§ **INSTRUCTIONS TO FOLLOW**:
Quote the data below in full, please, without altering anything.

___ DATA FOR PROCESSING ___

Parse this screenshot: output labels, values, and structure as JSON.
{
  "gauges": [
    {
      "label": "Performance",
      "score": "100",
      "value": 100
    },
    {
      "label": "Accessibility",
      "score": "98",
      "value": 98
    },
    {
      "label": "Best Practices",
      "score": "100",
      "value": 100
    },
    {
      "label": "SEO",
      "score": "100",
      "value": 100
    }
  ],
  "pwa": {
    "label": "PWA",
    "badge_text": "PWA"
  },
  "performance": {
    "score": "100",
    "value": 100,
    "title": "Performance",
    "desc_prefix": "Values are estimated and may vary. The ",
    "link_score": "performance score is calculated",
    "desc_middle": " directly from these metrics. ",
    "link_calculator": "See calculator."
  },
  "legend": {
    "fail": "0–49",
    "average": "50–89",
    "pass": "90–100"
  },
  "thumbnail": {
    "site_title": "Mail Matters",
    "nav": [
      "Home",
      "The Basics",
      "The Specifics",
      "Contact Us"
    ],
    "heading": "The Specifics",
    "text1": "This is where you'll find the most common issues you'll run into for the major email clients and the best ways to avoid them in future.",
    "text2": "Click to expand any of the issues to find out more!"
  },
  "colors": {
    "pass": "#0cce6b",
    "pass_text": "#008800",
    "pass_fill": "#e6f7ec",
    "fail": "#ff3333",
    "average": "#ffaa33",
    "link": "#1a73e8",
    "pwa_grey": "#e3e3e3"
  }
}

___

§ **FULL ANSWER**:
Parse this screenshot: output labels, values, and structure as JSON.
{
  "gauges": [
    {
      "label": "Performance",
      "score": "100",
      "value": 100
    },
    {
      "label": "Accessibility",
      "score": "98",
      "value": 98
    },
    {
      "label": "Best Practices",
      "score": "100",
      "value": 100
    },
    {
      "label": "SEO",
      "score": "100",
      "value": 100
    }
  ],
  "pwa": {
    "label": "PWA",
    "badge_text": "PWA"
  },
  "performance": {
    "score": "100",
    "value": 100,
    "title": "Performance",
    "desc_prefix": "Values are estimated and may vary. The ",
    "link_score": "performance score is calculated",
    "desc_middle": " directly from these metrics. ",
    "link_calculator": "See calculator."
  },
  "legend": {
    "fail": "0–49",
    "average": "50–89",
    "pass": "90–100"
  },
  "thumbnail": {
    "site_title": "Mail Matters",
    "nav": [
      "Home",
      "The Basics",
      "The Specifics",
      "Contact Us"
    ],
    "heading": "The Specifics",
    "text1": "This is where you'll find the most common issues you'll run into for the major email clients and the best ways to avoid them in future.",
    "text2": "Click to expand any of the issues to find out more!"
  },
  "colors": {
    "pass": "#0cce6b",
    "pass_text": "#008800",
    "pass_fill": "#e6f7ec",
    "fail": "#ff3333",
    "average": "#ffaa33",
    "link": "#1a73e8",
    "pwa_grey": "#e3e3e3"
  }
}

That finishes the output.